### Data shown
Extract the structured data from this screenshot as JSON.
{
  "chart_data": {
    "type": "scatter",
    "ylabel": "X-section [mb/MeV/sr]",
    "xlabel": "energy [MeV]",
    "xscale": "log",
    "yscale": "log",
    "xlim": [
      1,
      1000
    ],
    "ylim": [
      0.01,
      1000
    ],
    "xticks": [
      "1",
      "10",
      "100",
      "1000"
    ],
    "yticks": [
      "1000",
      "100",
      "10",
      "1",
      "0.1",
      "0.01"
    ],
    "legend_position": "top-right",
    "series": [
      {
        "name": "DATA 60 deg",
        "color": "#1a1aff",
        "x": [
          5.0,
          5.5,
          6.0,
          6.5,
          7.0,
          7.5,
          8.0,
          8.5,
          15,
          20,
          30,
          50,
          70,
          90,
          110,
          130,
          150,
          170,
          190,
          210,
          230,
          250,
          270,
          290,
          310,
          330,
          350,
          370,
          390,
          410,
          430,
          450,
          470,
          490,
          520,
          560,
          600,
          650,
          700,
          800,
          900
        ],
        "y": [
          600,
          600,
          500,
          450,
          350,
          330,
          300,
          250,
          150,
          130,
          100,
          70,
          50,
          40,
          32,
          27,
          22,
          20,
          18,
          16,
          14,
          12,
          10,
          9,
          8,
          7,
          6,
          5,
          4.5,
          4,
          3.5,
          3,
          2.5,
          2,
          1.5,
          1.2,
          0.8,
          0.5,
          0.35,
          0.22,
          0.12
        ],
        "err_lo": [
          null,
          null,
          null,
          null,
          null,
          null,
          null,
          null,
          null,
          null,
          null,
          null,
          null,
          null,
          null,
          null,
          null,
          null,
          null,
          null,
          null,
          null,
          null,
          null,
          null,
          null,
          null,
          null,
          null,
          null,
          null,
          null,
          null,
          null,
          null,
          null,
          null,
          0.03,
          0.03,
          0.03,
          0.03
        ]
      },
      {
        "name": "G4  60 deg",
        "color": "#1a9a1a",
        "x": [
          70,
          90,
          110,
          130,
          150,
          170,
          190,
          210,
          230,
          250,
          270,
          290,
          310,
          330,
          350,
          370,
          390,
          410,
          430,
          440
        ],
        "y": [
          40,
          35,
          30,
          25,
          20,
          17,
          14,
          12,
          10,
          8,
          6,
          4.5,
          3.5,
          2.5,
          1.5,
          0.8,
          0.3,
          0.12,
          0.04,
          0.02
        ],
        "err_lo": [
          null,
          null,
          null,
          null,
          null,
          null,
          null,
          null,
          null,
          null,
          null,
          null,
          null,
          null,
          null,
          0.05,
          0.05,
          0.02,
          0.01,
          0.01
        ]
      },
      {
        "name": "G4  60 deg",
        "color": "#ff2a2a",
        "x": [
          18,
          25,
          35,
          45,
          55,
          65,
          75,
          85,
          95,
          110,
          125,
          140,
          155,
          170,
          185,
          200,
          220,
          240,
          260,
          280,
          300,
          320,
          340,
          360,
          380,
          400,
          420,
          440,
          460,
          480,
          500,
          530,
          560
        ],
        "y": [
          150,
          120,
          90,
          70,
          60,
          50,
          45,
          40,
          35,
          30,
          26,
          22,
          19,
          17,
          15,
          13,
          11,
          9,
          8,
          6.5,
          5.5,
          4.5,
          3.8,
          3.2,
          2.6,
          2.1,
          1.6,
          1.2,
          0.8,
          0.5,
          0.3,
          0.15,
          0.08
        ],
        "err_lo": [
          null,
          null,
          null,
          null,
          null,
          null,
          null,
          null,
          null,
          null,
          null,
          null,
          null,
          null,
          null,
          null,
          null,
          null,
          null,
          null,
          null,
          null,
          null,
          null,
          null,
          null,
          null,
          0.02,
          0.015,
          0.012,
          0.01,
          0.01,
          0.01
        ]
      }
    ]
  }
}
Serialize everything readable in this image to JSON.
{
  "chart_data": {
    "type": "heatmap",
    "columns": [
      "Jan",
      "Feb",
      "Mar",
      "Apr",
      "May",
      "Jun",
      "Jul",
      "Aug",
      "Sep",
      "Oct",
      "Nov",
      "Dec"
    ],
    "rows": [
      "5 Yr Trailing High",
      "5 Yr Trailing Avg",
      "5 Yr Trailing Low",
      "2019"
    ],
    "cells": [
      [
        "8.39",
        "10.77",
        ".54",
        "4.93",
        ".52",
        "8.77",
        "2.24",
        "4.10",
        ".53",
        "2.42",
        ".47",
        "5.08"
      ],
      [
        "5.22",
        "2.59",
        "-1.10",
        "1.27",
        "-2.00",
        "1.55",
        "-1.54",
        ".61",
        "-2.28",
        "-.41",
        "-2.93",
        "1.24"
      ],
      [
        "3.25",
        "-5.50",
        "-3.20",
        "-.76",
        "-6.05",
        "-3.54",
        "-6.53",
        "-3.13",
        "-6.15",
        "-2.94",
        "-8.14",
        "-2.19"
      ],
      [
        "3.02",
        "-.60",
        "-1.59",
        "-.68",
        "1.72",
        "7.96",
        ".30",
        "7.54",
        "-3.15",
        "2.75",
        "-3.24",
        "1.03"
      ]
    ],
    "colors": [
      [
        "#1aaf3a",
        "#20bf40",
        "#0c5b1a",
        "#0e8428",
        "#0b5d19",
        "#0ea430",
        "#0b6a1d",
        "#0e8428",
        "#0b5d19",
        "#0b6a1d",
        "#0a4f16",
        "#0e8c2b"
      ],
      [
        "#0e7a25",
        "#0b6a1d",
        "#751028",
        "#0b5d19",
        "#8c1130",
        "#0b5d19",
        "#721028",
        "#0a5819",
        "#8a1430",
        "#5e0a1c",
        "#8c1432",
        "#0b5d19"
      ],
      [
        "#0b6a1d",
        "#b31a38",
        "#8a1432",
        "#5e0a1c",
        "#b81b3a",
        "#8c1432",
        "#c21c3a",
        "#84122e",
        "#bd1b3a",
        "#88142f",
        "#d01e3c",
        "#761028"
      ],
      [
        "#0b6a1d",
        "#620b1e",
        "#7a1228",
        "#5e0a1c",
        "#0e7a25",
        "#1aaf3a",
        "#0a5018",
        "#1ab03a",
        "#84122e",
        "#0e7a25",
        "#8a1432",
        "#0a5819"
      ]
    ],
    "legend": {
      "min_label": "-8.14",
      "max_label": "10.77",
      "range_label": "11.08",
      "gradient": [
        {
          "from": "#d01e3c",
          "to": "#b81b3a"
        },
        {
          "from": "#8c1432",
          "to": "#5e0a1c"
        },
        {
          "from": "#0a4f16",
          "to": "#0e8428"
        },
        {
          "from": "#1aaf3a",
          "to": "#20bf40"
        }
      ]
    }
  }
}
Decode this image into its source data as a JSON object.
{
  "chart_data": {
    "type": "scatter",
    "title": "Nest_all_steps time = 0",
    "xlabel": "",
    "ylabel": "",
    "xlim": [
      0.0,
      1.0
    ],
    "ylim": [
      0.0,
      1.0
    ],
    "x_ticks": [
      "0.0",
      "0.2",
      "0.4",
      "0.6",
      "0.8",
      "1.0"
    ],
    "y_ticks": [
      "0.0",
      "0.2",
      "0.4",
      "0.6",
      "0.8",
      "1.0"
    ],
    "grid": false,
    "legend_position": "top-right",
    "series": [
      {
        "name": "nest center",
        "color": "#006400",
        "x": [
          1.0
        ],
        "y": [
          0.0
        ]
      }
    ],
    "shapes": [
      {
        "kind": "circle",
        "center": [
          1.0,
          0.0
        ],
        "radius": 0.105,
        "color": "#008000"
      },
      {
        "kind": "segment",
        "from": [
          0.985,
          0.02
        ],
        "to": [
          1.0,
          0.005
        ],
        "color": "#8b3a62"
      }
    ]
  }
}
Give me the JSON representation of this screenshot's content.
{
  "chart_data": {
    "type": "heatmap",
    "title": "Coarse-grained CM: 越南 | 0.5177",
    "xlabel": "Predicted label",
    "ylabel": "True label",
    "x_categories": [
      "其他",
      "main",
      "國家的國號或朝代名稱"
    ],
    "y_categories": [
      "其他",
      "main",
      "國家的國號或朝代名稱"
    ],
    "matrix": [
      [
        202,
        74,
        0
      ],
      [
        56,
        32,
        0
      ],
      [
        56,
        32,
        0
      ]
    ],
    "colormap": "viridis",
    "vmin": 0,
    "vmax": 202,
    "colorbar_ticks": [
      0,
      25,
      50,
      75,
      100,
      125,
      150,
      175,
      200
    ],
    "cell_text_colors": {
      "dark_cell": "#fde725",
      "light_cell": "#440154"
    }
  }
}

### Objective
Copy out every line from the one containing "Give me the" to the end of the material, both ends included.

### Response to the task
Give me the JSON representation of this screenshot's content.
{
  "chart_data": {
    "type": "heatmap",
    "title": "Coarse-grained CM: 越南 | 0.5177",
    "xlabel": "Predicted label",
    "ylabel": "True label",
    "x_categories": [
      "其他",
      "main",
      "國家的國號或朝代名稱"
    ],
    "y_categories": [
      "其他",
      "main",
      "國家的國號或朝代名稱"
    ],
    "matrix": [
      [
        202,
        74,
        0
      ],
      [
        56,
        32,
        0
      ],
      [
        56,
        32,
        0
      ]
    ],
    "colormap": "viridis",
    "vmin": 0,
    "vmax": 202,
    "colorbar_ticks": [
      0,
      25,
      50,
      75,
      100,
      125,
      150,
      175,
      200
    ],
    "cell_text_colors": {
      "dark_cell": "#fde725",
      "light_cell": "#440154"
    }
  }
}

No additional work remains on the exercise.